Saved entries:

● ● ● ● ● ● ●

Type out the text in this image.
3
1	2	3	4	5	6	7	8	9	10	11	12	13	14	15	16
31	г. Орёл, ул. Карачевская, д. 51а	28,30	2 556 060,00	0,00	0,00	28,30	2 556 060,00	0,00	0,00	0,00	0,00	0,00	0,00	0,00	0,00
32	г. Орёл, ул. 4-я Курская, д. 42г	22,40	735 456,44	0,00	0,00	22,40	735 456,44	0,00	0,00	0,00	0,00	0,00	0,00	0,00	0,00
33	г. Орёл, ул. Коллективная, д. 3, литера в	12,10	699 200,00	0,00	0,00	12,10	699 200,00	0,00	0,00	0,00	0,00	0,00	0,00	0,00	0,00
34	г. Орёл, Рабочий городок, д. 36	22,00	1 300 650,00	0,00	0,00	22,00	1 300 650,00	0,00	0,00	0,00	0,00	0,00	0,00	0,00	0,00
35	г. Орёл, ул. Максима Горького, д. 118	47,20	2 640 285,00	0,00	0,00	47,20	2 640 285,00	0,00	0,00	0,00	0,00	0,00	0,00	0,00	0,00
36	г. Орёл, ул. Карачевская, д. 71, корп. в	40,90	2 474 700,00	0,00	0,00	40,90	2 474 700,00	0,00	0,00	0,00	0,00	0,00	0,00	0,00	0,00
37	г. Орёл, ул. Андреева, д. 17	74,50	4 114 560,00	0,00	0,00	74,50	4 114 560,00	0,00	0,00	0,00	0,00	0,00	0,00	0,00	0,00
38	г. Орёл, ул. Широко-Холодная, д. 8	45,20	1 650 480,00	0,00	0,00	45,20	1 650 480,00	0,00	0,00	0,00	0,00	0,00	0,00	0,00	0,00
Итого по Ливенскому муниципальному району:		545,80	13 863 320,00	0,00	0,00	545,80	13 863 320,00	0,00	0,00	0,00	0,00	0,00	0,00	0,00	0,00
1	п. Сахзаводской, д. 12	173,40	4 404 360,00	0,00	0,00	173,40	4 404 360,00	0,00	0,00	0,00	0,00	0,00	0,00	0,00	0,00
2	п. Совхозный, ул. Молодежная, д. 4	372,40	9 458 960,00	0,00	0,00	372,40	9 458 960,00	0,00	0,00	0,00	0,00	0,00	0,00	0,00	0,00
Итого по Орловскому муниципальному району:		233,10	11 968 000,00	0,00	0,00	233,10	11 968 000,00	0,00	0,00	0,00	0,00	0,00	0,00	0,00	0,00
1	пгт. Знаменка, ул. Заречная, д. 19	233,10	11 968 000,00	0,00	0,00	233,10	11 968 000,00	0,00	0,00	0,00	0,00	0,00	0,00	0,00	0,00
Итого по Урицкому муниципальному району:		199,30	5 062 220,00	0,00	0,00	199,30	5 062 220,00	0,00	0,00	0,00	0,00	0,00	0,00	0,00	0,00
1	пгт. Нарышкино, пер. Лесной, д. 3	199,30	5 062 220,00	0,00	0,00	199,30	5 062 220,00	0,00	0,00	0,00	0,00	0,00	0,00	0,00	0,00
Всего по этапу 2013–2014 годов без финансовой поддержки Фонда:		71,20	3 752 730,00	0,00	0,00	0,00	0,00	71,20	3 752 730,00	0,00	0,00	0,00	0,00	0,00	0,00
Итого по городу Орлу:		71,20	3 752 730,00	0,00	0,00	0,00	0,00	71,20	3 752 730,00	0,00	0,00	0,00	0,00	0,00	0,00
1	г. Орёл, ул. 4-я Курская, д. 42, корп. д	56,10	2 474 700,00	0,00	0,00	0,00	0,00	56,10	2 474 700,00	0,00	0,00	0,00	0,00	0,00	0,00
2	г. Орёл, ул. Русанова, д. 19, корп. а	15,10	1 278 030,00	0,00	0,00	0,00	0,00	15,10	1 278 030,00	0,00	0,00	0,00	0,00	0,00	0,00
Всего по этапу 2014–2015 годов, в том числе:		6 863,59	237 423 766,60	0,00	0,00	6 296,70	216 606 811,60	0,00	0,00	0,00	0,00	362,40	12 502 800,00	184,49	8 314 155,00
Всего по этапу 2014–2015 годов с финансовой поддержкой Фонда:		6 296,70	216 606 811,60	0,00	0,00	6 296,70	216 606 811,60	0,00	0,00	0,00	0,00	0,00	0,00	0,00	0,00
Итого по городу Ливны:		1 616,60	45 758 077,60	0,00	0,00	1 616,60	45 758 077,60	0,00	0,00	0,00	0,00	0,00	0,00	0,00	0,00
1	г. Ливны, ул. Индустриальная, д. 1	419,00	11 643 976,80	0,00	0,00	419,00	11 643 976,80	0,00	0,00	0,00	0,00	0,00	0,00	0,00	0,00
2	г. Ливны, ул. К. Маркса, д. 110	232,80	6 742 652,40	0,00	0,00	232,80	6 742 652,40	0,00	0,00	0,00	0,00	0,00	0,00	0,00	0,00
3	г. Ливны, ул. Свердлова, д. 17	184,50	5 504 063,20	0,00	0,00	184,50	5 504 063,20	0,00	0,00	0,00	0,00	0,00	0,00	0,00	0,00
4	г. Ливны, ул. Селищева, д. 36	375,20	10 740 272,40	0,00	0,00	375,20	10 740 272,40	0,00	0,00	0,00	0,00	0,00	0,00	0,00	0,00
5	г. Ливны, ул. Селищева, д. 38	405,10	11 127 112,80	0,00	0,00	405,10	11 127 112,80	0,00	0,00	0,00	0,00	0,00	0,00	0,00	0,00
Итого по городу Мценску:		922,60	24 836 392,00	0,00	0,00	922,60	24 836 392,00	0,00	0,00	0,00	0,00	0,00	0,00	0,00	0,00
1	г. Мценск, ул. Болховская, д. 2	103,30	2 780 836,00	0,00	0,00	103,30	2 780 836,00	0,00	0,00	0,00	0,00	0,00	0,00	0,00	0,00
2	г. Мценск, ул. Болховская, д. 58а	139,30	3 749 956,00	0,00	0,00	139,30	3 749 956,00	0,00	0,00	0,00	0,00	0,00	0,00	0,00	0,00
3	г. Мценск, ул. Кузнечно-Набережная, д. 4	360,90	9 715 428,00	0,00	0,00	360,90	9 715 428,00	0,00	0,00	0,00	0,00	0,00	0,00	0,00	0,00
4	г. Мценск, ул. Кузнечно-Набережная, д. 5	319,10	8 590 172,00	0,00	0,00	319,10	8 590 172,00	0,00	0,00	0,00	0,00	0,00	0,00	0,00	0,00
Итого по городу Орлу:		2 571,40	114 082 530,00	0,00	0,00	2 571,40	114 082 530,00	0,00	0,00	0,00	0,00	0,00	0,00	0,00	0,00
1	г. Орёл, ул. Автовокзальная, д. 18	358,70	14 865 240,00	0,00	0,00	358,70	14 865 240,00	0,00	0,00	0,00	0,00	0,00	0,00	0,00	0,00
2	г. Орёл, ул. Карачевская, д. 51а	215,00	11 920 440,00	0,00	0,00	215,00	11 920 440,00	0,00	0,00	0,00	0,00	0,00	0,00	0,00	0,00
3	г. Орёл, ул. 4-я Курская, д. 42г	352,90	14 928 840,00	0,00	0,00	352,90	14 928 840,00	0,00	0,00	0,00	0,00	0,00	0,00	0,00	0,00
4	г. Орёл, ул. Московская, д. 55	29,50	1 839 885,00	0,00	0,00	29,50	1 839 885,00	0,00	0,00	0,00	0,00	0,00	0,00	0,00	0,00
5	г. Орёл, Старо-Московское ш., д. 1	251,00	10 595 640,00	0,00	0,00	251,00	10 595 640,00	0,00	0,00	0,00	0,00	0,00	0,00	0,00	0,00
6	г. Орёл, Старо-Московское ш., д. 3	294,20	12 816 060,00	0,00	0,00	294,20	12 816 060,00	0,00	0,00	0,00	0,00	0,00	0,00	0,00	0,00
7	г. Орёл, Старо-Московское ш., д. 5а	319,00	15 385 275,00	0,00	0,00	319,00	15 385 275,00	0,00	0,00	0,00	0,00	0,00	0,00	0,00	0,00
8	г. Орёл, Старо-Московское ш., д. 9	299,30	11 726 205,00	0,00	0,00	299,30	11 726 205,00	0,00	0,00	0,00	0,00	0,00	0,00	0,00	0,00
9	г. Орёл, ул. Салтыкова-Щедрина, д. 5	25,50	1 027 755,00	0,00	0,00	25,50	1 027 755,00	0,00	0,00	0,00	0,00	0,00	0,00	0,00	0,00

● ● ● ● ● ● ●

- **Stated task**:
Tell how many lines include "Набережная". The number is the whole answer.

- **Exercise result**:
2